_Problem statement_
Note each line of the listing that contains the string "Microsoft", and copy it.

--

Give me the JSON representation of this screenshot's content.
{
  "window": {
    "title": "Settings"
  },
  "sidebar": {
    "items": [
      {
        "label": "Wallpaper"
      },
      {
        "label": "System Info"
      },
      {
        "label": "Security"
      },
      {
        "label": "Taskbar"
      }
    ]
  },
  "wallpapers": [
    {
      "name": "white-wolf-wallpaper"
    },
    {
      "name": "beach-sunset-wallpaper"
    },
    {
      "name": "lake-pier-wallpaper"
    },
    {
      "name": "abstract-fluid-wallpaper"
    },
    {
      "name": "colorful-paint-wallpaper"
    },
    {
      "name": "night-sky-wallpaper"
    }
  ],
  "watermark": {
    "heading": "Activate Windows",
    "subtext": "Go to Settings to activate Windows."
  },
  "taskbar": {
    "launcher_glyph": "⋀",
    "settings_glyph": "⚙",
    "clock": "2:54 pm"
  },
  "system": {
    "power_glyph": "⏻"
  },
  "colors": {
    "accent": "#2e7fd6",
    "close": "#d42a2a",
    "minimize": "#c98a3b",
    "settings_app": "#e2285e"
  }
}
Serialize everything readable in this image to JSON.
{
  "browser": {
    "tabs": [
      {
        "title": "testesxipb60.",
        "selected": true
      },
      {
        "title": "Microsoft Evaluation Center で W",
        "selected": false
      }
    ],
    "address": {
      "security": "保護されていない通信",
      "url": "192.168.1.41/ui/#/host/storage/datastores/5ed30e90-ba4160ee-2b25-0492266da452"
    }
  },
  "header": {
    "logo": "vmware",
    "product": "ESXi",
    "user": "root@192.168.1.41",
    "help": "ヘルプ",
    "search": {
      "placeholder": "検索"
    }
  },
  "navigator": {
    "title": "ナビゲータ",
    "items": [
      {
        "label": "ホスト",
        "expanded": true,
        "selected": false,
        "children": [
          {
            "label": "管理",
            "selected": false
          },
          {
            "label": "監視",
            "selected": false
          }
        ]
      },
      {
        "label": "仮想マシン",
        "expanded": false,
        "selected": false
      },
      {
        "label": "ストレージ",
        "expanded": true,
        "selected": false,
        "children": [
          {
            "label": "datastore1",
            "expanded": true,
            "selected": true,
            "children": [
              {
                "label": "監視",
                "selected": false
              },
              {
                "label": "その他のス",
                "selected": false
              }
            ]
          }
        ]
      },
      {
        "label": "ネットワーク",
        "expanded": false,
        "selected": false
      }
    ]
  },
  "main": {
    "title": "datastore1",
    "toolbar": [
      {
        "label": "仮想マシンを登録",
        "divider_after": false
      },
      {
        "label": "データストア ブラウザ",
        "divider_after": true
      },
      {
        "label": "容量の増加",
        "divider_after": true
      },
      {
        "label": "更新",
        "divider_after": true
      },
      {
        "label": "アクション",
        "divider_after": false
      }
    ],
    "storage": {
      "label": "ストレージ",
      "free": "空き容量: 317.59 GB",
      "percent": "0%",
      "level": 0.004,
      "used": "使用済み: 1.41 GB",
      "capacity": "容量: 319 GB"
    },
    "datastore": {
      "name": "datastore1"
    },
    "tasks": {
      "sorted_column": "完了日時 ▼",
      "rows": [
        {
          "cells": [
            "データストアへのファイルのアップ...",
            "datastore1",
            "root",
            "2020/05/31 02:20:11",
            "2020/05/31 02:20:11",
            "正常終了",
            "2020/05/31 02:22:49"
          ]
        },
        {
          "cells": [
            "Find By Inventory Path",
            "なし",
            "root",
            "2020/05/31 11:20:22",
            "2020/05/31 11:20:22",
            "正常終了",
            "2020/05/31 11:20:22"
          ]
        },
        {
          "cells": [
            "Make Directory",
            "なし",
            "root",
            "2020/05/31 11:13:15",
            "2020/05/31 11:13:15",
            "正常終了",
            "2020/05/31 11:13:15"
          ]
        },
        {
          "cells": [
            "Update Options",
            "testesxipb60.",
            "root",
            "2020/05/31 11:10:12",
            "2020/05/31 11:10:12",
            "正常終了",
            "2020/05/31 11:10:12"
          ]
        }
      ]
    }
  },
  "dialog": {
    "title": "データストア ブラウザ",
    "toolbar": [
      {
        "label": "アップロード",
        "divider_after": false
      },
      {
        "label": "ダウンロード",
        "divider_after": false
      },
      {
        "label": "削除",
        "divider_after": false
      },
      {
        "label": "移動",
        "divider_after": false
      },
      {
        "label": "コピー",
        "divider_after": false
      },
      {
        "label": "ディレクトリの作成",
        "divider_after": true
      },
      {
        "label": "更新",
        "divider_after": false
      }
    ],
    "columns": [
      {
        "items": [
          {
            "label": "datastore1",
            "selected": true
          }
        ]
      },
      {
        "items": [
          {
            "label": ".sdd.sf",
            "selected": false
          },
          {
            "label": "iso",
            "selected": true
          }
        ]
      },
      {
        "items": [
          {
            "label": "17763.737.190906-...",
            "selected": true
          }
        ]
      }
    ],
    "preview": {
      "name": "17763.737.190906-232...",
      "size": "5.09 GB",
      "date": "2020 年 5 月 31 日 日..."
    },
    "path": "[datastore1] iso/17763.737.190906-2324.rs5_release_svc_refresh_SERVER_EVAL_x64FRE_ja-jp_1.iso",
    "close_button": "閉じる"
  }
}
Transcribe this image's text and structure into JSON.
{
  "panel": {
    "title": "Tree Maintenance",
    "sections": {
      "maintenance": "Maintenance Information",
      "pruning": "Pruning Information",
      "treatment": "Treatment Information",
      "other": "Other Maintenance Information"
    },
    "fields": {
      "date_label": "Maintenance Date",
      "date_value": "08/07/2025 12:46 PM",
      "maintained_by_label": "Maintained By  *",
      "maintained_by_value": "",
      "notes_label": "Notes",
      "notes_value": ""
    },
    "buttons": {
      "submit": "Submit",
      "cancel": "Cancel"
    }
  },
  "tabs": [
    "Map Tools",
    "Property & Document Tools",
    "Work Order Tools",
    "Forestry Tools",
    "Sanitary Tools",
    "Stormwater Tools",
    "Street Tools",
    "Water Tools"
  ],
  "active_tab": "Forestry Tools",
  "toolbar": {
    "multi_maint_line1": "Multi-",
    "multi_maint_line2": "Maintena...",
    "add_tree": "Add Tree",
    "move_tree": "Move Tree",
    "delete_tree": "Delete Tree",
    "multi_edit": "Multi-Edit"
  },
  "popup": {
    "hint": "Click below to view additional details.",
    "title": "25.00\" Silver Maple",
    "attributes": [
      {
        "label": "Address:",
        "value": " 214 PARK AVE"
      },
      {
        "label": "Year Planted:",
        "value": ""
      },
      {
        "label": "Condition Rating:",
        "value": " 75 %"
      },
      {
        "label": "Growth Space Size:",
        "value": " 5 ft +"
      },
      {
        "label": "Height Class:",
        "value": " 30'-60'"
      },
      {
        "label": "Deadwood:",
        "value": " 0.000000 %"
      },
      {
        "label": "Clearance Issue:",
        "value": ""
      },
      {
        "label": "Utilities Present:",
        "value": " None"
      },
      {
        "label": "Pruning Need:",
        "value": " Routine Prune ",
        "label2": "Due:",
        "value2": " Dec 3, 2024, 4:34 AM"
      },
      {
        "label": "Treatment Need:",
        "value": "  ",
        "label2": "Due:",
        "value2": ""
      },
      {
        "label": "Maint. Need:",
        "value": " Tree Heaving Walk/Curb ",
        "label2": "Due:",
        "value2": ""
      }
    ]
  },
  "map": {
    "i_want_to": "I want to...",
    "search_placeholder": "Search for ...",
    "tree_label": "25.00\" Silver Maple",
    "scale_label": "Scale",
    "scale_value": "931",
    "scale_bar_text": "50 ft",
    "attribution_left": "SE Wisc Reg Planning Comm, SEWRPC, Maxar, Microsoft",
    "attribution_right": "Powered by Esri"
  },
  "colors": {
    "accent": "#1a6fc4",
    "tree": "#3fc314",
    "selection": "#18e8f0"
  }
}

--

_Exercise solution_
        "title": "Microsoft Evaluation Center で W",
    "attribution_left": "SE Wisc Reg Planning Comm, SEWRPC, Maxar, Microsoft",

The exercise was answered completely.